INSTRUCTION = Give only the number of lines in these records that contain the word "Sertanejo".

MATERIAL SHOWN =
## Start

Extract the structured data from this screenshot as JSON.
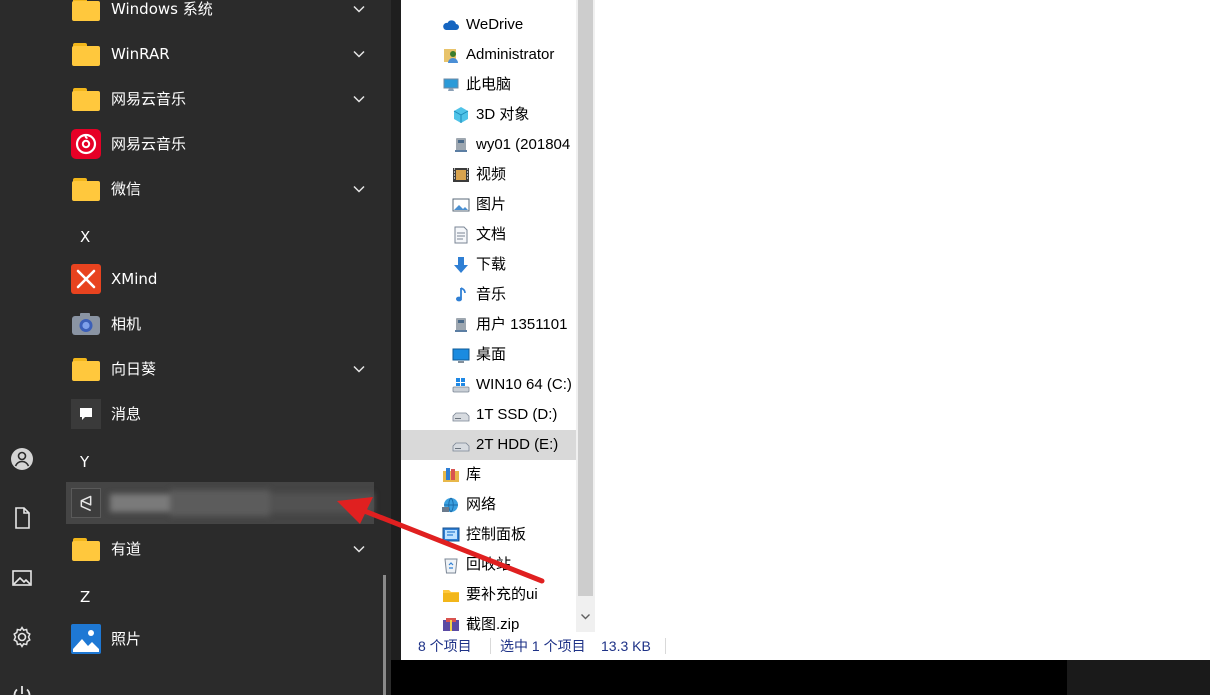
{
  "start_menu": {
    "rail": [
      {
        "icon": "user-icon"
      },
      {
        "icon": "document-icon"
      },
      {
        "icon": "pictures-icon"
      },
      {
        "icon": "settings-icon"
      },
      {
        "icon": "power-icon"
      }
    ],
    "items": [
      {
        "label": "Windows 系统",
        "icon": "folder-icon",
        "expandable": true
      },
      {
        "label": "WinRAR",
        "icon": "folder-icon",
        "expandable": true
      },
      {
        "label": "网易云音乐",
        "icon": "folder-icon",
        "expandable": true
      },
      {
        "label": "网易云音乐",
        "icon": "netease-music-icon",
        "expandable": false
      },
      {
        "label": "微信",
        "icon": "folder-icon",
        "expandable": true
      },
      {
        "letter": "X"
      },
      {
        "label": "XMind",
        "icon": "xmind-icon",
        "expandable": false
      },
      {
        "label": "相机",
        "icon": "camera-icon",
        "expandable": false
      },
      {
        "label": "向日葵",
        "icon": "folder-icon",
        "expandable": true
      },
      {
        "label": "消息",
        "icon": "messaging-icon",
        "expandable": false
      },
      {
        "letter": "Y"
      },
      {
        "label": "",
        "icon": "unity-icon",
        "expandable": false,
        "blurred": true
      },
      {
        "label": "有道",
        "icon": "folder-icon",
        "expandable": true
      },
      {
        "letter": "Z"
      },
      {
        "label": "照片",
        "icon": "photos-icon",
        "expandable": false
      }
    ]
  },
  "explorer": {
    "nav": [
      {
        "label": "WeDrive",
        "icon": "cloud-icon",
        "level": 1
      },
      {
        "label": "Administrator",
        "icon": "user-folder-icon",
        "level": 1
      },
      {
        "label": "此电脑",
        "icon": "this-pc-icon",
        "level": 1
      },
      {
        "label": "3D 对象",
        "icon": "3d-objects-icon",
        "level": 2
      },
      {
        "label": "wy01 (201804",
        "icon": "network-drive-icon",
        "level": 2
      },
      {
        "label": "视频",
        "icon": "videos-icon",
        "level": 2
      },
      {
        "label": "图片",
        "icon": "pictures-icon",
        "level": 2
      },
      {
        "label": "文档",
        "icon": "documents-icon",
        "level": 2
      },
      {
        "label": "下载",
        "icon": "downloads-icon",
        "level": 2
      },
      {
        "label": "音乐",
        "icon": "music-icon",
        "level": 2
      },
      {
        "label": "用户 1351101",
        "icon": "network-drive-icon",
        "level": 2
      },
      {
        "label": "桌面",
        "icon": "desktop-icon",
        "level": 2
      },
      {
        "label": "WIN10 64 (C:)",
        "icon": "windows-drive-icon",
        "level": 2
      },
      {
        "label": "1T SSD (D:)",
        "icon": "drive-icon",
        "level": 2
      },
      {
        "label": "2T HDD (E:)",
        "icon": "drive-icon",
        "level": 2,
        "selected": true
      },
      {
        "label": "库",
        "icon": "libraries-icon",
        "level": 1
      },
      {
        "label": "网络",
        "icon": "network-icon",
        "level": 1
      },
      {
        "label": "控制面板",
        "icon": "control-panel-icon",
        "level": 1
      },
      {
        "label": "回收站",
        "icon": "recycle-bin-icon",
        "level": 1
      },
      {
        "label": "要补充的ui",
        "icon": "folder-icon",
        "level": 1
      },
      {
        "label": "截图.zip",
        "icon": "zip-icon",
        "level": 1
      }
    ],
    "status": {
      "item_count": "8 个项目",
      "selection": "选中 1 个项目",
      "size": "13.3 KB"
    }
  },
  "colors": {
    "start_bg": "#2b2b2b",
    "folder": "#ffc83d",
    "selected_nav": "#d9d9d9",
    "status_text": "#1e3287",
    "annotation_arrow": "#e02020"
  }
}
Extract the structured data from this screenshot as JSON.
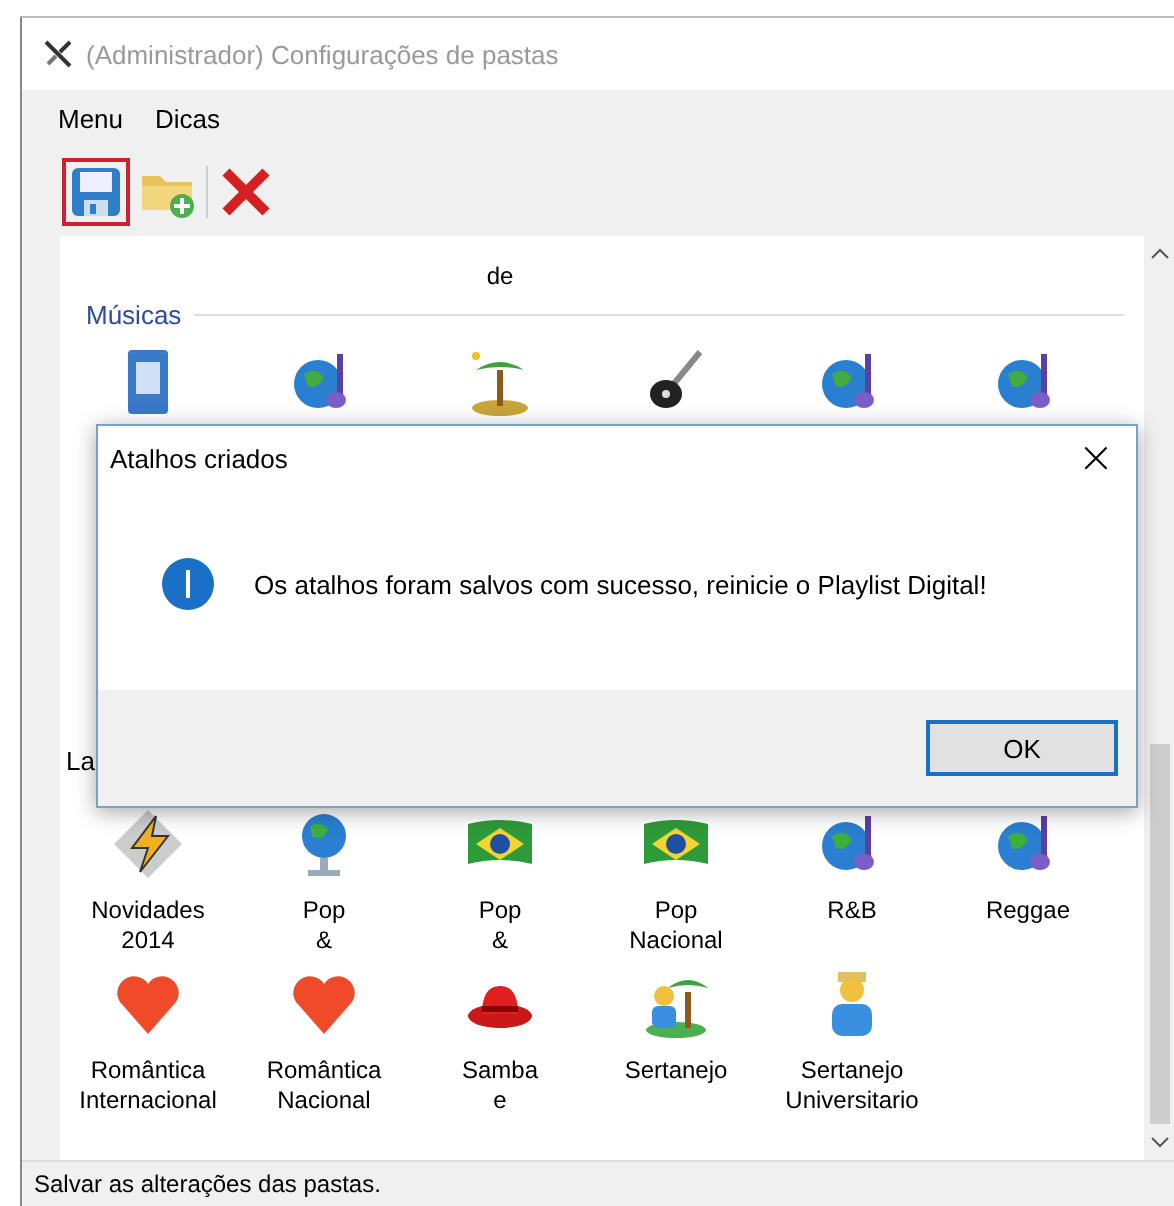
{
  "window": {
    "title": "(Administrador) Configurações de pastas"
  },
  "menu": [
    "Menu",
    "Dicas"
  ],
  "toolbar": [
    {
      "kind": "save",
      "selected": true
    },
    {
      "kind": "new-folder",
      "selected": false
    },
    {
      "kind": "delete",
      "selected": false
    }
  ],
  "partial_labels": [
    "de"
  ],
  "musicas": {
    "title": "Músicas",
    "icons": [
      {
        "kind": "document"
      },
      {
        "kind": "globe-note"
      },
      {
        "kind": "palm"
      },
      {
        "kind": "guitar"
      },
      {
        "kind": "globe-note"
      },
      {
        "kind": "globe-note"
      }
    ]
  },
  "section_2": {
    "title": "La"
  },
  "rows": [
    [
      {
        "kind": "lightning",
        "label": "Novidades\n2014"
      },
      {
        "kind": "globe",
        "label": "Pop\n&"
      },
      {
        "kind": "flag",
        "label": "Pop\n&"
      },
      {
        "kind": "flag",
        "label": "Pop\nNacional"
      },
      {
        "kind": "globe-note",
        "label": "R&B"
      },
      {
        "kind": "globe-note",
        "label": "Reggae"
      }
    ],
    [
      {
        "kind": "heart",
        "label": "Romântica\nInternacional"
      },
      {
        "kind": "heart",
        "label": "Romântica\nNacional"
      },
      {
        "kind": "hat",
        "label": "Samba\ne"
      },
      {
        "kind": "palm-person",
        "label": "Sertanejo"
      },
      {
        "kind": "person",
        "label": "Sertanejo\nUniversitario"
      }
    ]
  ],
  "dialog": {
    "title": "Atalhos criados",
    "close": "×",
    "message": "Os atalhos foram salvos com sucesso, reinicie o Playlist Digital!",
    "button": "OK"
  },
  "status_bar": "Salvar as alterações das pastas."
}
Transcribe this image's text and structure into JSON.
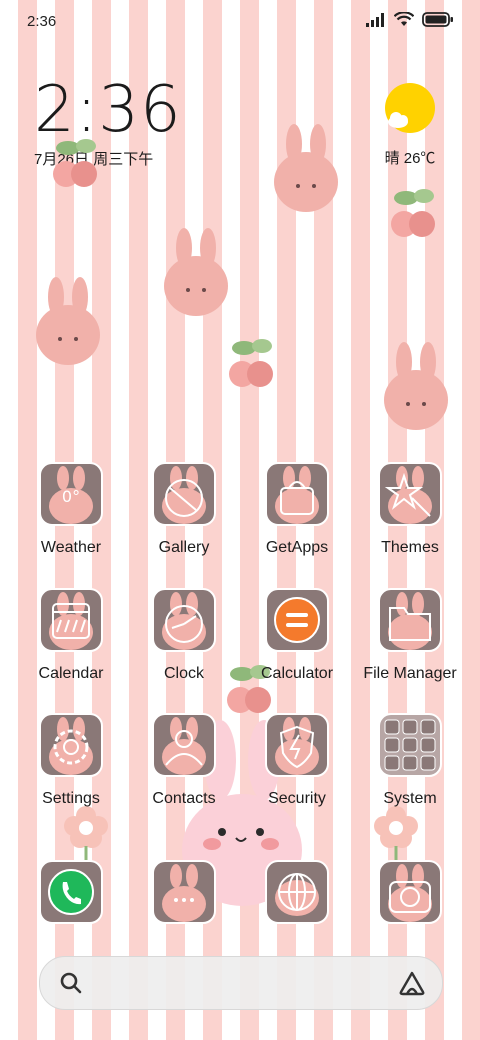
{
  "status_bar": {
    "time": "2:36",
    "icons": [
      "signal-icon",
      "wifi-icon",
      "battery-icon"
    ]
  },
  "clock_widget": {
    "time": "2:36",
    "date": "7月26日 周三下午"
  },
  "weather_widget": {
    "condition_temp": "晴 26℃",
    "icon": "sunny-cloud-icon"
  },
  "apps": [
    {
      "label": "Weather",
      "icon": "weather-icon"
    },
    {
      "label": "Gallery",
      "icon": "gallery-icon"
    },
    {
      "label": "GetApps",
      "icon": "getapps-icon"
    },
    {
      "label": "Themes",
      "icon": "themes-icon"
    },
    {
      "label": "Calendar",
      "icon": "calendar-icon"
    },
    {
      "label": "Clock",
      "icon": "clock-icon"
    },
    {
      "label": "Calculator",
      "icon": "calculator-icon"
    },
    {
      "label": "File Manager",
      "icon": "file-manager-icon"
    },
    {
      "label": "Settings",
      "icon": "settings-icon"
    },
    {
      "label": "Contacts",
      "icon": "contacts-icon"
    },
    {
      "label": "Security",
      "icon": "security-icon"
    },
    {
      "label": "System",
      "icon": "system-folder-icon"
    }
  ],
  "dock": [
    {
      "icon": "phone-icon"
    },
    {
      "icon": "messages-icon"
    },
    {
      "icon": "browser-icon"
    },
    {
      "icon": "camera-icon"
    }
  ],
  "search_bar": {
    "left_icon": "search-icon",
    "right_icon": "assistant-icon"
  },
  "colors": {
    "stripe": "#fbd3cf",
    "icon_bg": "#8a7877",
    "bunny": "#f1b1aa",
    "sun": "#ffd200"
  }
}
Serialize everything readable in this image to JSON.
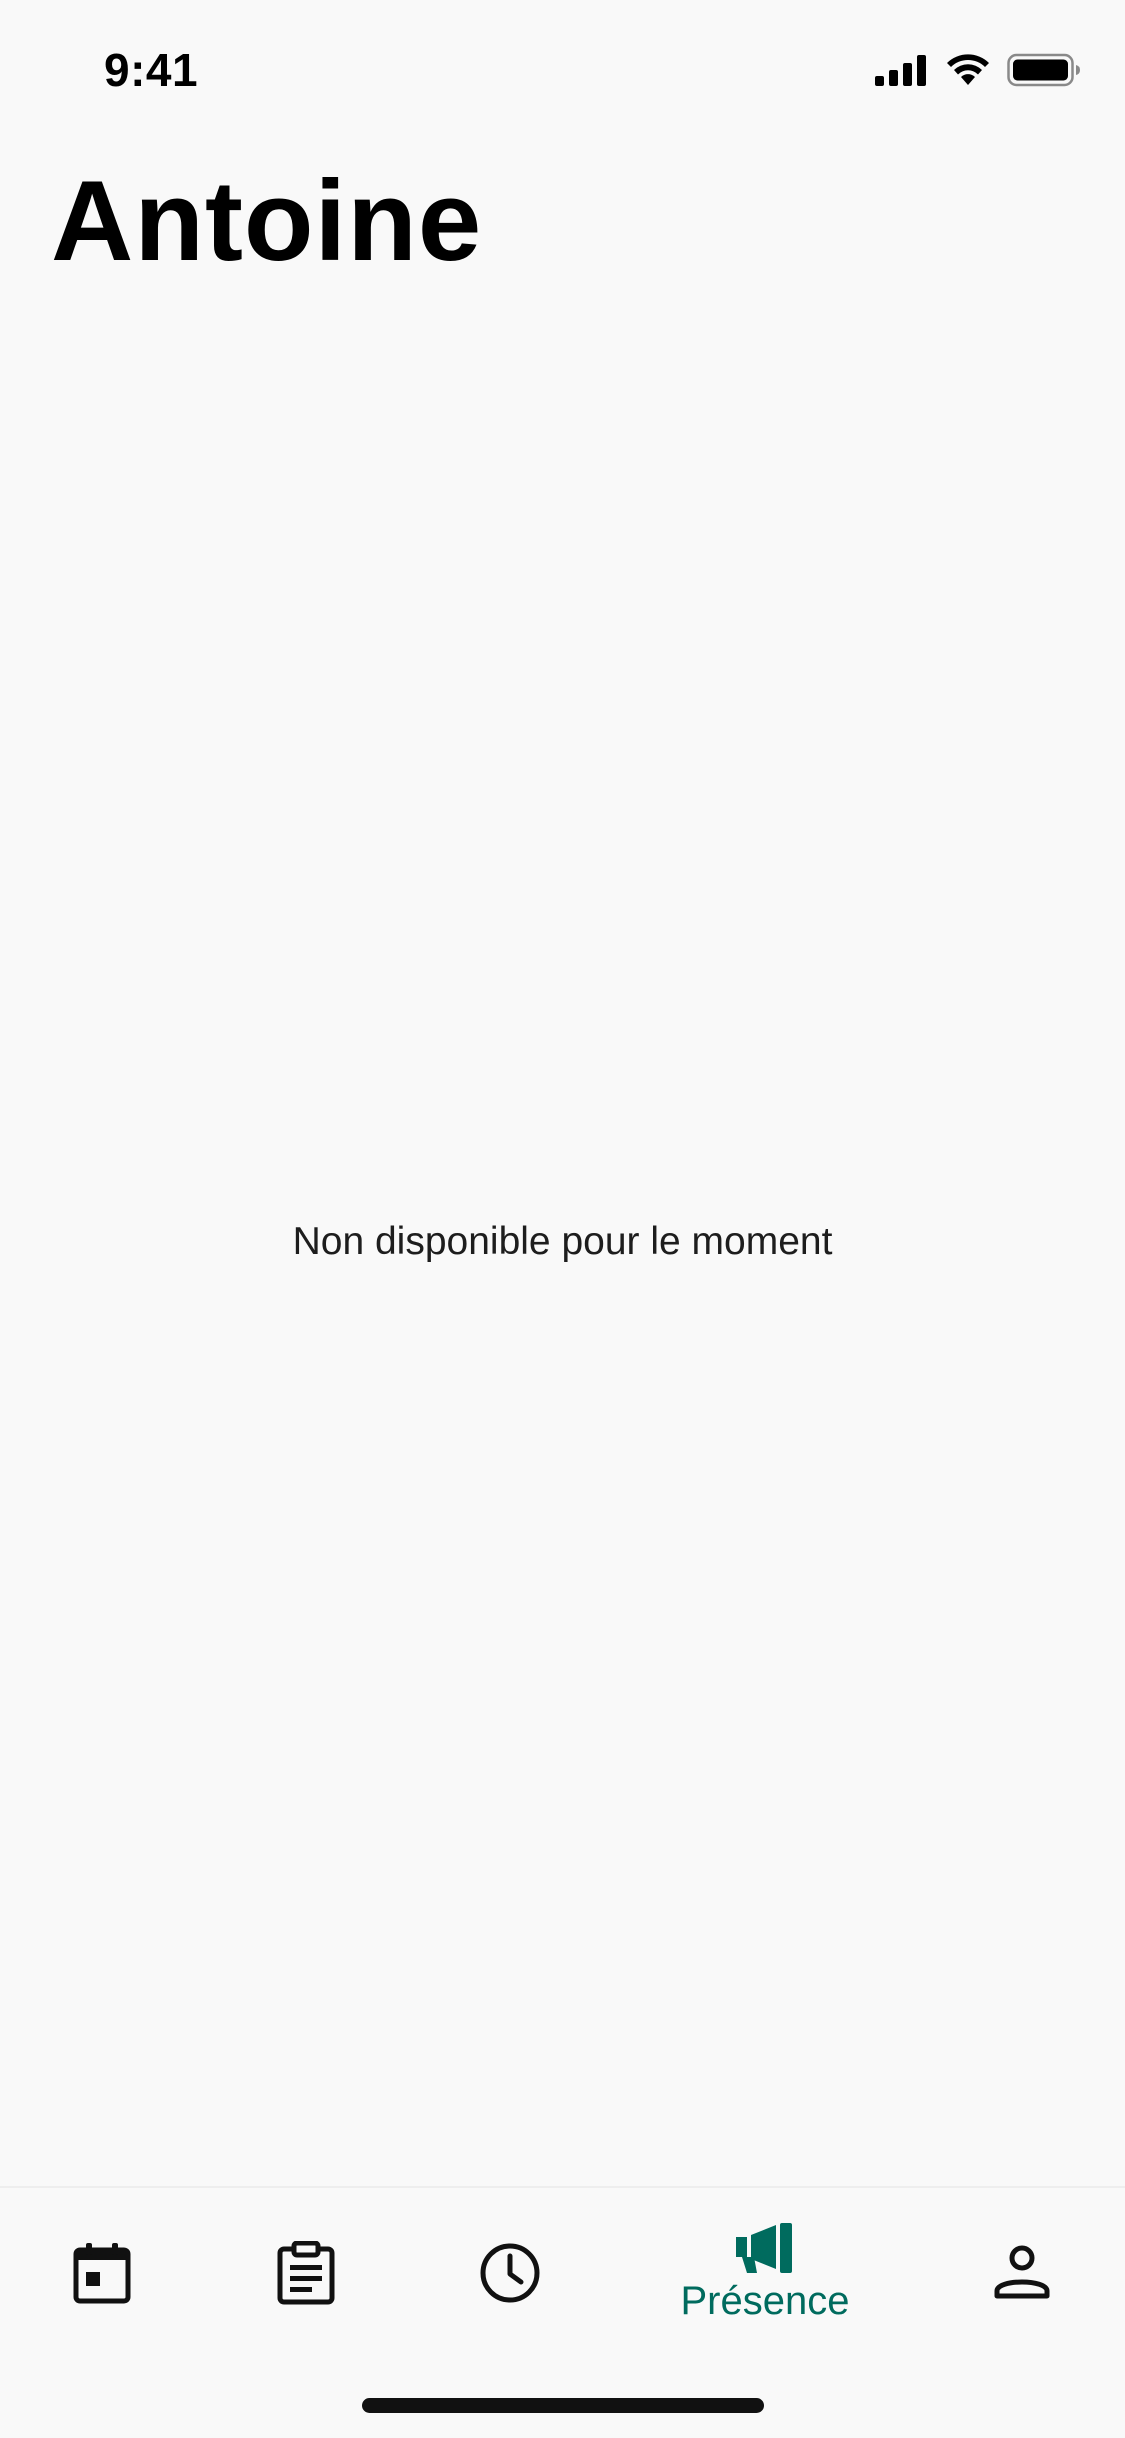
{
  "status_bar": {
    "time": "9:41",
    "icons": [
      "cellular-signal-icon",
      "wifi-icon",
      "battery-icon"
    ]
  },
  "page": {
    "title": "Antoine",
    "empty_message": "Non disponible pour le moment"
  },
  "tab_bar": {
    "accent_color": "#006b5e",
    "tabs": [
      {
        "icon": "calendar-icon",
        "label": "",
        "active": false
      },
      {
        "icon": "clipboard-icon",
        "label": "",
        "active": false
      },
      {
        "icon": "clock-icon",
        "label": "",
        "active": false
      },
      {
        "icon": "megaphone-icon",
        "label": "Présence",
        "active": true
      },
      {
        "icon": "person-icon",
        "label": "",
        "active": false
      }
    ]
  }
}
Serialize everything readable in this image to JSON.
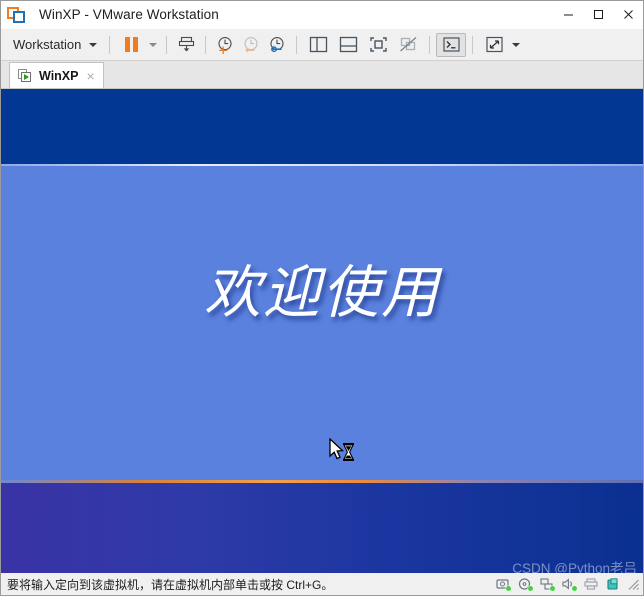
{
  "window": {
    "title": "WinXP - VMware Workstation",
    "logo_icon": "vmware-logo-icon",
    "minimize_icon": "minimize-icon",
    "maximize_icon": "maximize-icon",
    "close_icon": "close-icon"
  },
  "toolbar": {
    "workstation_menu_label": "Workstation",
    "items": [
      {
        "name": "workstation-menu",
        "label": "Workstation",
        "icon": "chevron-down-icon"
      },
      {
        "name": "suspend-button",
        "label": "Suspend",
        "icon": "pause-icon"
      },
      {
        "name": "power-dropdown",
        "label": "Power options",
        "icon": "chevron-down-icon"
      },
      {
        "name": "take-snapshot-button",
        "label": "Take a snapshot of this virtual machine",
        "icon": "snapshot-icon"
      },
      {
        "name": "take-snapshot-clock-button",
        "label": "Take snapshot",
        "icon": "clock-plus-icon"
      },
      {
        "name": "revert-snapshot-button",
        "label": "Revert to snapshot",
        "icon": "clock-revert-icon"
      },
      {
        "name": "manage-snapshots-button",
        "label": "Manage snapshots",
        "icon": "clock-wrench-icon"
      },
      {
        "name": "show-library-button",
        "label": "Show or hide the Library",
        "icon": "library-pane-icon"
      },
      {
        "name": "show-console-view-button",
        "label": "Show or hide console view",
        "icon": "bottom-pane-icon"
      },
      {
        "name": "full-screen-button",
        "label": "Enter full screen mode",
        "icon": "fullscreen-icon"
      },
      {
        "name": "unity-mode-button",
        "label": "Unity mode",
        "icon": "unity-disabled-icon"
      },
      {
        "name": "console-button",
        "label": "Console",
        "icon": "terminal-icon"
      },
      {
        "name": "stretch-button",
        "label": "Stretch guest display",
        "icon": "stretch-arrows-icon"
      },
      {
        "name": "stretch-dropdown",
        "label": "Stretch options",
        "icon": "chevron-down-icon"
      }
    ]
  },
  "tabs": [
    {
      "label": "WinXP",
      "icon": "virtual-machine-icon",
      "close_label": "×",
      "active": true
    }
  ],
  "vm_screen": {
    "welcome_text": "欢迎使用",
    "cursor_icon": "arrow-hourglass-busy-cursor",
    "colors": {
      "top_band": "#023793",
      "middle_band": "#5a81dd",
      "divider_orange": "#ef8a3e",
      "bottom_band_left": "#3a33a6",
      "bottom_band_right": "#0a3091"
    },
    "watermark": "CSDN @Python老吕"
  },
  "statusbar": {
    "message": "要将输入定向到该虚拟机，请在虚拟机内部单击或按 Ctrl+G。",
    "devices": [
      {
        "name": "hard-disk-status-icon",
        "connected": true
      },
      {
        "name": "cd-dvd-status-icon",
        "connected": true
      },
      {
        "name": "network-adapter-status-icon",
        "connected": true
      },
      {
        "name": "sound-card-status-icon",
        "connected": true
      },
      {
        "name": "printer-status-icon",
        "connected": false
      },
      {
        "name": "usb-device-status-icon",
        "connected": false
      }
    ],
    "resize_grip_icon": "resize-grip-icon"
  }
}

## End

EXERCISE ANSWER = 2